— Start of Working data —

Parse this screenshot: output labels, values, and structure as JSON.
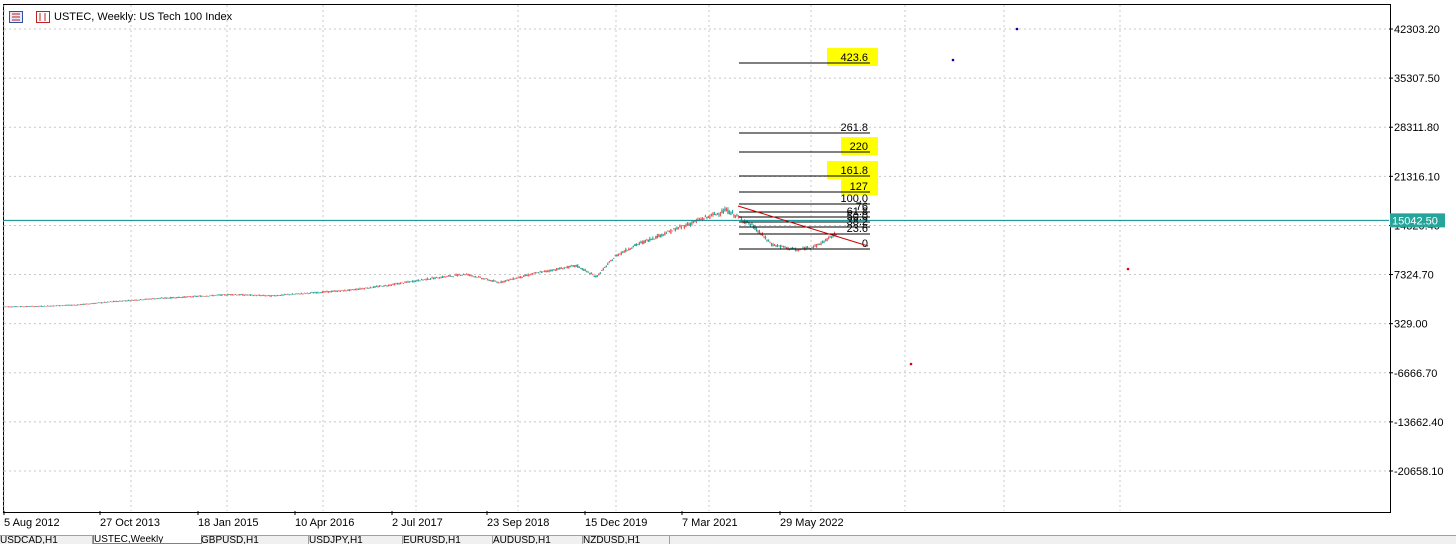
{
  "window": {
    "title": "USTEC, Weekly:  US Tech 100 Index"
  },
  "colors": {
    "bull": "#26a69a",
    "bear": "#ef5350",
    "price_line": "#008b8b",
    "price_tag_bg": "#26a69a",
    "highlight": "#ffff00",
    "trendline": "#cc0000",
    "grid": "#c8c8c8"
  },
  "chart_data": {
    "type": "candlestick",
    "symbol": "USTEC",
    "timeframe": "Weekly",
    "instrument": "US Tech 100 Index",
    "y_ticks": [
      "42303.20",
      "35307.50",
      "28311.80",
      "21316.10",
      "14320.40",
      "7324.70",
      "329.00",
      "-6666.70",
      "-13662.40",
      "-20658.10"
    ],
    "x_ticks": [
      "5 Aug 2012",
      "27 Oct 2013",
      "18 Jan 2015",
      "10 Apr 2016",
      "2 Jul 2017",
      "23 Sep 2018",
      "15 Dec 2019",
      "7 Mar 2021",
      "29 May 2022"
    ],
    "current_price": "15042.50",
    "series": [
      {
        "x": [
          "2012-08",
          "2013-01",
          "2013-07",
          "2014-01",
          "2014-07",
          "2015-01",
          "2015-07",
          "2016-01",
          "2016-07",
          "2017-01",
          "2017-07",
          "2018-01",
          "2018-07",
          "2018-12",
          "2019-06",
          "2019-12",
          "2020-03",
          "2020-06",
          "2020-09",
          "2021-01",
          "2021-06",
          "2021-11",
          "2022-03",
          "2022-06",
          "2022-10",
          "2023-01",
          "2023-04"
        ],
        "values": [
          2750,
          2800,
          3000,
          3500,
          3900,
          4200,
          4500,
          4300,
          4700,
          5100,
          5800,
          6700,
          7400,
          6200,
          7600,
          8600,
          7000,
          10000,
          11500,
          13000,
          14800,
          16500,
          14300,
          11600,
          10800,
          11500,
          13200
        ]
      }
    ],
    "fibonacci_levels": [
      "423.6",
      "261.8",
      "220",
      "161.8",
      "127",
      "100.0",
      "76",
      "61.8",
      "50.0",
      "38.2",
      "23.6",
      "0"
    ],
    "highlighted_levels": [
      "423.6",
      "220",
      "161.8",
      "127"
    ]
  },
  "tabs": [
    "USDCAD,H1",
    "USTEC,Weekly",
    "GBPUSD,H1",
    "USDJPY,H1",
    "EURUSD,H1",
    "AUDUSD,H1",
    "NZDUSD,H1"
  ],
  "active_tab": 1
}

— End of Working data —

_Exercise_
Find all the lines containing "values" in the material, then copy them.

_Solution below_
Parse this screenshot: output labels, values, and structure as JSON.
        "values": [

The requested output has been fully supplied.